:: Data shown

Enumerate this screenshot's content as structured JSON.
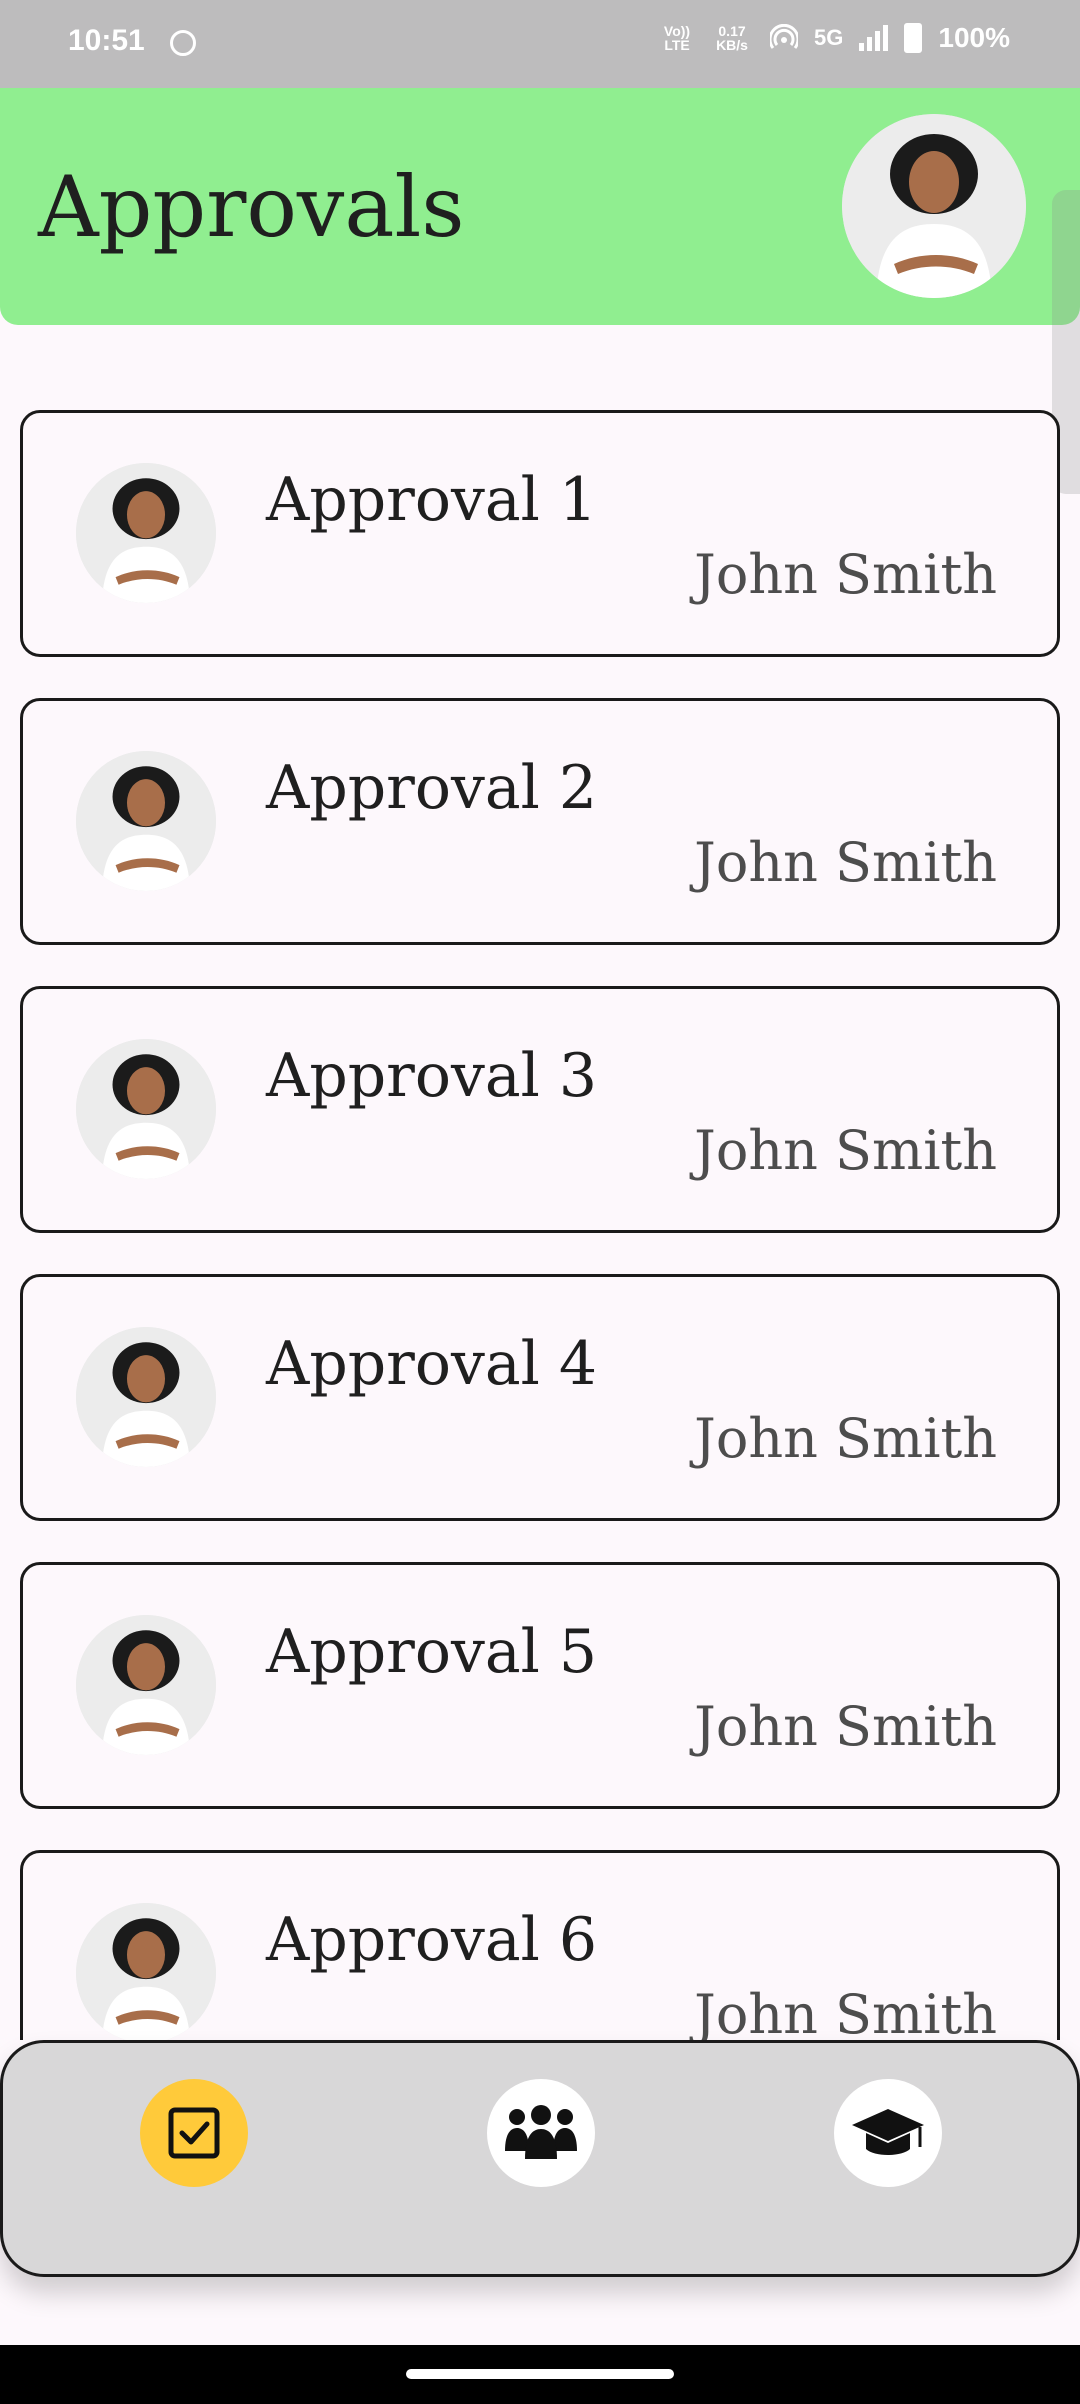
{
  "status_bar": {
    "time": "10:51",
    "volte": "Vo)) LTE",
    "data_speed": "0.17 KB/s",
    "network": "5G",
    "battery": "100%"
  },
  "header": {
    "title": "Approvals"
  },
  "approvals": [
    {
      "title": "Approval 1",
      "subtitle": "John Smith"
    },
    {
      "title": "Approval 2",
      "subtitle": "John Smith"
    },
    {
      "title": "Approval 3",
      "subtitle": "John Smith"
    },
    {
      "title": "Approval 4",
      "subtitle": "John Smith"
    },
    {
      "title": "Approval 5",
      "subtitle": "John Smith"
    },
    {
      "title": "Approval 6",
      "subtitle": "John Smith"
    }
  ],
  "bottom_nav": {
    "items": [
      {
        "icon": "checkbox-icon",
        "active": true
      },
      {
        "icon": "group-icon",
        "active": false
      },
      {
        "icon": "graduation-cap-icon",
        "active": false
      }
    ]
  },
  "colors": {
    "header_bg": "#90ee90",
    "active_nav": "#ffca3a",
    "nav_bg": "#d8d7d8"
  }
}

::::

## Exercise directions
Copy the listing word for word, excluding its pictures.

## Task result
Enumerate this screenshot's content as structured JSON.
{
  "status_bar": {
    "time": "10:51",
    "volte": "Vo)) LTE",
    "data_speed": "0.17 KB/s",
    "network": "5G",
    "battery": "100%"
  },
  "header": {
    "title": "Approvals"
  },
  "approvals": [
    {
      "title": "Approval 1",
      "subtitle": "John Smith"
    },
    {
      "title": "Approval 2",
      "subtitle": "John Smith"
    },
    {
      "title": "Approval 3",
      "subtitle": "John Smith"
    },
    {
      "title": "Approval 4",
      "subtitle": "John Smith"
    },
    {
      "title": "Approval 5",
      "subtitle": "John Smith"
    },
    {
      "title": "Approval 6",
      "subtitle": "John Smith"
    }
  ],
  "bottom_nav": {
    "items": [
      {
        "icon": "checkbox-icon",
        "active": true
      },
      {
        "icon": "group-icon",
        "active": false
      },
      {
        "icon": "graduation-cap-icon",
        "active": false
      }
    ]
  },
  "colors": {
    "header_bg": "#90ee90",
    "active_nav": "#ffca3a",
    "nav_bg": "#d8d7d8"
  }
}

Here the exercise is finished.